• Written instruction
Copy the data exactly; pictures stay out of the copy.

• Extracted records
(begin)
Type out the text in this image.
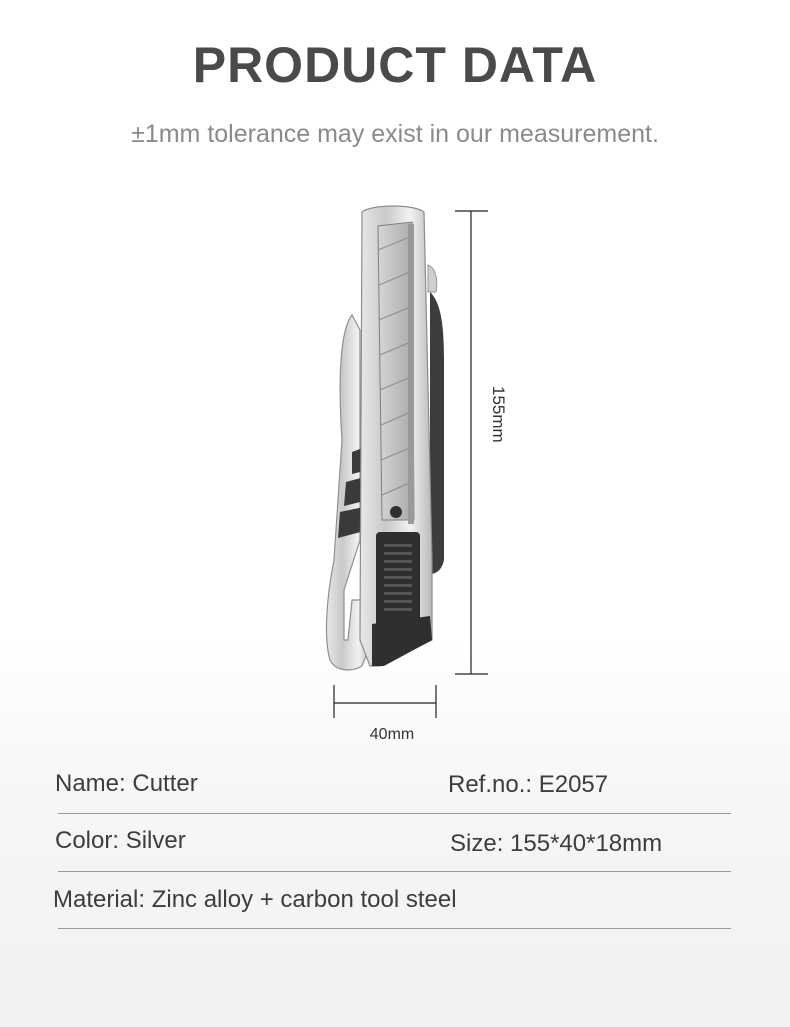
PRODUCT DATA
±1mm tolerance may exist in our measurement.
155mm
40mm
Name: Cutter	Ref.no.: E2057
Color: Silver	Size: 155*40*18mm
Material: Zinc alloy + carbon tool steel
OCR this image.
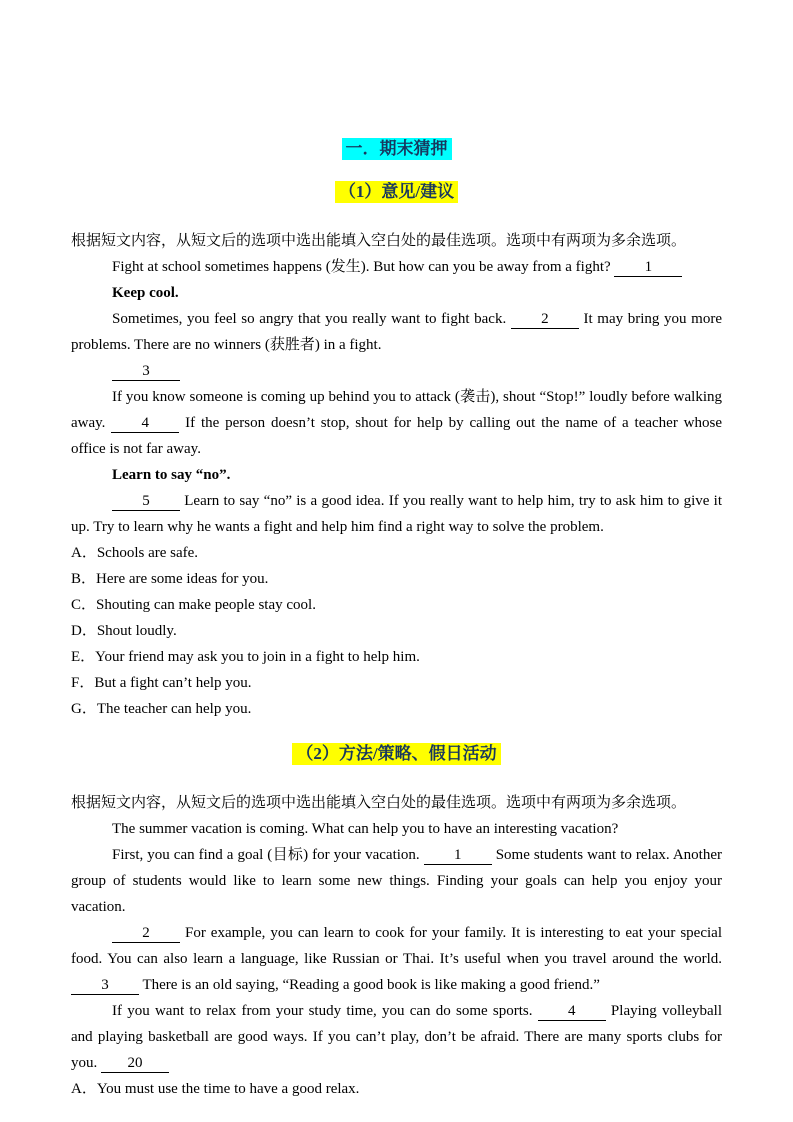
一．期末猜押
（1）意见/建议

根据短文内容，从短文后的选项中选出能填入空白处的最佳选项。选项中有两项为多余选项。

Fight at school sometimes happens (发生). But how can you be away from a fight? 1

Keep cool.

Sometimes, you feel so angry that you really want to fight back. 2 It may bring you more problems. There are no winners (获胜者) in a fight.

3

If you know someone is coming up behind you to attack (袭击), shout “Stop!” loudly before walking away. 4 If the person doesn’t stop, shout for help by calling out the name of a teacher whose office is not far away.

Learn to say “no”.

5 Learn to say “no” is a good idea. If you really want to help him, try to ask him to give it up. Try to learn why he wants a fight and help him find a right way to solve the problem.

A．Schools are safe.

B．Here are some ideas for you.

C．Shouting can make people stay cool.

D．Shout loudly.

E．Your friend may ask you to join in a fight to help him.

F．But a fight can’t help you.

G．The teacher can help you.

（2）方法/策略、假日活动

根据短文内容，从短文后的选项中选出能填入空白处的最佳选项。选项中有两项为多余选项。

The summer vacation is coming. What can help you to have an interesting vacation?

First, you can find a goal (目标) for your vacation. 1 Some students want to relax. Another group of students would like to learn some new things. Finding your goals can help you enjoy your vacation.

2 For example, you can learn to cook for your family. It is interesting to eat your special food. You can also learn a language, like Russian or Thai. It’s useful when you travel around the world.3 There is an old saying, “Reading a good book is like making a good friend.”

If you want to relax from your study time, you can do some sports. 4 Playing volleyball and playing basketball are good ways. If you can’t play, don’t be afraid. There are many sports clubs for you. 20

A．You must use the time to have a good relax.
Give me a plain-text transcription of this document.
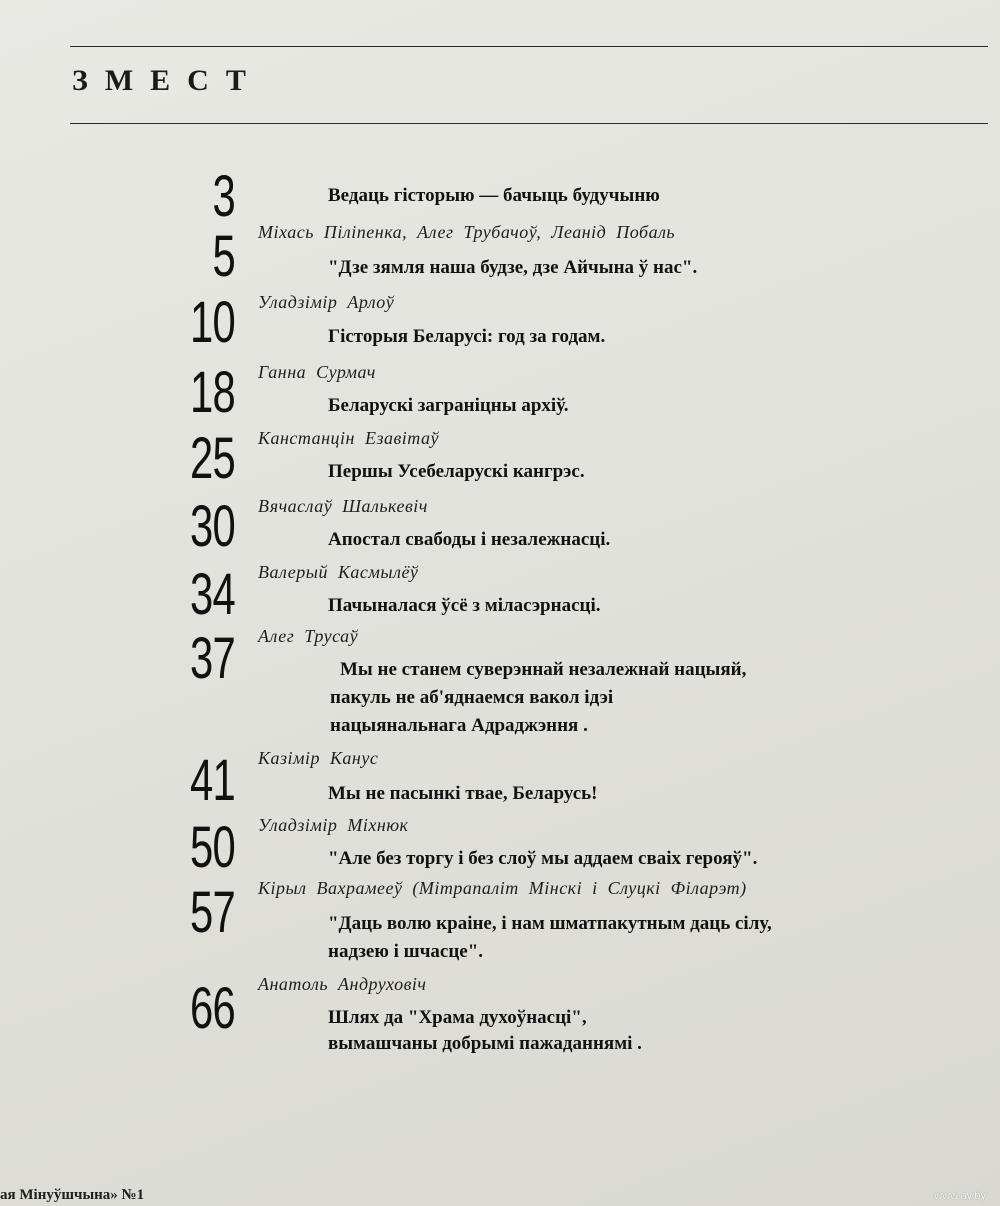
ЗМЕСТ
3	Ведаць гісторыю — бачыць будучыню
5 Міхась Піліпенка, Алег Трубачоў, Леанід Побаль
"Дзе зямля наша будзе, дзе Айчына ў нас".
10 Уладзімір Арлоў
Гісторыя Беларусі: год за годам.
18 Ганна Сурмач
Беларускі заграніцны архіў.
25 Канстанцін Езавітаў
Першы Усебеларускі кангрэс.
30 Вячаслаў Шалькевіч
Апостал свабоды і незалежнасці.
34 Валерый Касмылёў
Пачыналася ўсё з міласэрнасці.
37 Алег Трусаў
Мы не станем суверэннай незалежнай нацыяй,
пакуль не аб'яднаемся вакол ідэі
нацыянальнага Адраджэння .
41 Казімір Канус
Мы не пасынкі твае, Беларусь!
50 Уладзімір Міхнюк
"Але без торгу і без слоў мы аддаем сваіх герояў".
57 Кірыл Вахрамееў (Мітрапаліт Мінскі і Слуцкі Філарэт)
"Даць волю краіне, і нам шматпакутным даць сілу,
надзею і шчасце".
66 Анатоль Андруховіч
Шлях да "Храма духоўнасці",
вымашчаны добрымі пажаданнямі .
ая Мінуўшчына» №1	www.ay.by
(end)
• Written reply
Type out the text in this image.
PRODUCT DATA
±1mm tolerance may exist in our measurement.
155mm
40mm
Name: Cutter	Ref.no.: E2057
Color: Silver	Size: 155*40*18mm
Material: Zinc alloy + carbon tool steel
OCR this image.
一．期末猜押
（1）意见/建议

根据短文内容，从短文后的选项中选出能填入空白处的最佳选项。选项中有两项为多余选项。

Fight at school sometimes happens (发生). But how can you be away from a fight? 1

Keep cool.

Sometimes, you feel so angry that you really want to fight back. 2 It may bring you more problems. There are no winners (获胜者) in a fight.

3

If you know someone is coming up behind you to attack (袭击), shout “Stop!” loudly before walking away. 4 If the person doesn’t stop, shout for help by calling out the name of a teacher whose office is not far away.

Learn to say “no”.

5 Learn to say “no” is a good idea. If you really want to help him, try to ask him to give it up. Try to learn why he wants a fight and help him find a right way to solve the problem.

A．Schools are safe.

B．Here are some ideas for you.

C．Shouting can make people stay cool.

D．Shout loudly.

E．Your friend may ask you to join in a fight to help him.

F．But a fight can’t help you.

G．The teacher can help you.

（2）方法/策略、假日活动

根据短文内容，从短文后的选项中选出能填入空白处的最佳选项。选项中有两项为多余选项。

The summer vacation is coming. What can help you to have an interesting vacation?

First, you can find a goal (目标) for your vacation. 1 Some students want to relax. Another group of students would like to learn some new things. Finding your goals can help you enjoy your vacation.

2 For example, you can learn to cook for your family. It is interesting to eat your special food. You can also learn a language, like Russian or Thai. It’s useful when you travel around the world.3 There is an old saying, “Reading a good book is like making a good friend.”

If you want to relax from your study time, you can do some sports. 4 Playing volleyball and playing basketball are good ways. If you can’t play, don’t be afraid. There are many sports clubs for you. 20

A．You must use the time to have a good relax.
Give me a plain-text transcription of this document.
ЗМЕСТ
3	Ведаць гісторыю — бачыць будучыню
5 Міхась Піліпенка, Алег Трубачоў, Леанід Побаль
"Дзе зямля наша будзе, дзе Айчына ў нас".
10 Уладзімір Арлоў
Гісторыя Беларусі: год за годам.
18 Ганна Сурмач
Беларускі заграніцны архіў.
25 Канстанцін Езавітаў
Першы Усебеларускі кангрэс.
30 Вячаслаў Шалькевіч
Апостал свабоды і незалежнасці.
34 Валерый Касмылёў
Пачыналася ўсё з міласэрнасці.
37 Алег Трусаў
Мы не станем суверэннай незалежнай нацыяй,
пакуль не аб'яднаемся вакол ідэі
нацыянальнага Адраджэння .
41 Казімір Канус
Мы не пасынкі твае, Беларусь!
50 Уладзімір Міхнюк
"Але без торгу і без слоў мы аддаем сваіх герояў".
57 Кірыл Вахрамееў (Мітрапаліт Мінскі і Слуцкі Філарэт)
"Даць волю краіне, і нам шматпакутным даць сілу,
надзею і шчасце".
66 Анатоль Андруховіч
Шлях да "Храма духоўнасці",
вымашчаны добрымі пажаданнямі .
ая Мінуўшчына» №1	www.ay.by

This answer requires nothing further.